Find each line containing the word "perfil" and report how many there are. Add nothing else.

>> Start

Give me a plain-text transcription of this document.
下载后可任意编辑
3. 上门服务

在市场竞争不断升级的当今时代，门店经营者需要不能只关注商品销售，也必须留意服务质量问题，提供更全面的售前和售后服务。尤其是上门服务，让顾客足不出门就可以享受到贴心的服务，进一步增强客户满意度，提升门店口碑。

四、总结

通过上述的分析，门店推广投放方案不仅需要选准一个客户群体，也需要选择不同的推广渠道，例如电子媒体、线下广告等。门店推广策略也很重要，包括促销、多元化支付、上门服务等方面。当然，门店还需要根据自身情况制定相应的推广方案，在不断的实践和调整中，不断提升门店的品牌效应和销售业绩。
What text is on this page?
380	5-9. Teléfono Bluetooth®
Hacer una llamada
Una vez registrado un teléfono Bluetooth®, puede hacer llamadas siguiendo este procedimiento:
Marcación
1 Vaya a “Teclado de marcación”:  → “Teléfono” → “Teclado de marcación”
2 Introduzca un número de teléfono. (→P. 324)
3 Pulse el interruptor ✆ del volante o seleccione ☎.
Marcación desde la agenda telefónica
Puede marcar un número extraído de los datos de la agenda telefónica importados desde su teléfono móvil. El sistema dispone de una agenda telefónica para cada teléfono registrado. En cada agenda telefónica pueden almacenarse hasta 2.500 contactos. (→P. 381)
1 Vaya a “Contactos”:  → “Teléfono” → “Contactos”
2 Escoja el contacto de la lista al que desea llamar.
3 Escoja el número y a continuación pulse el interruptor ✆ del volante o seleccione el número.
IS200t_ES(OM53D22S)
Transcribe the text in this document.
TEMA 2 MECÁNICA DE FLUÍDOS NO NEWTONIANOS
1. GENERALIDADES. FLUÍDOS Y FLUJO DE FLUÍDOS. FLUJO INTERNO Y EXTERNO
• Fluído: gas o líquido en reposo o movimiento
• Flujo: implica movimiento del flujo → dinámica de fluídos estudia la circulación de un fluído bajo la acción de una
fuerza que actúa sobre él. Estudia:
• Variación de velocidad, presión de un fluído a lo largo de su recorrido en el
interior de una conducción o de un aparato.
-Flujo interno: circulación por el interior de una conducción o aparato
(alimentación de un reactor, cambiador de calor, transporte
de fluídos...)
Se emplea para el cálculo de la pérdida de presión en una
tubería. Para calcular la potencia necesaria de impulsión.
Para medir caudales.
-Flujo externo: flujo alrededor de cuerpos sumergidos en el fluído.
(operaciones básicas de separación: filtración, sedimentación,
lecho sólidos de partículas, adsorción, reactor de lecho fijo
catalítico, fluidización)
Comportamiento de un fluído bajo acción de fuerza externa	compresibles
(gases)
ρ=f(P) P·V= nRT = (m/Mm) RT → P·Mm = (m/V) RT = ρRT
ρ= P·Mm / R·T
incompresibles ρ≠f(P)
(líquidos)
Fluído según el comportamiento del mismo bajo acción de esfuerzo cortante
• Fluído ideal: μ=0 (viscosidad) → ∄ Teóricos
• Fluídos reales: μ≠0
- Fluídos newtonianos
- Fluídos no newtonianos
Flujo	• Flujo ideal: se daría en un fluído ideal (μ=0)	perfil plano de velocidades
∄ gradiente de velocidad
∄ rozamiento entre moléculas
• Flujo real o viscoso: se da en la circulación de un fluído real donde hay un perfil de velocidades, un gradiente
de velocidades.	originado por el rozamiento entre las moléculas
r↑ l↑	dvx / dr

>> End

**RESPONSE:**
2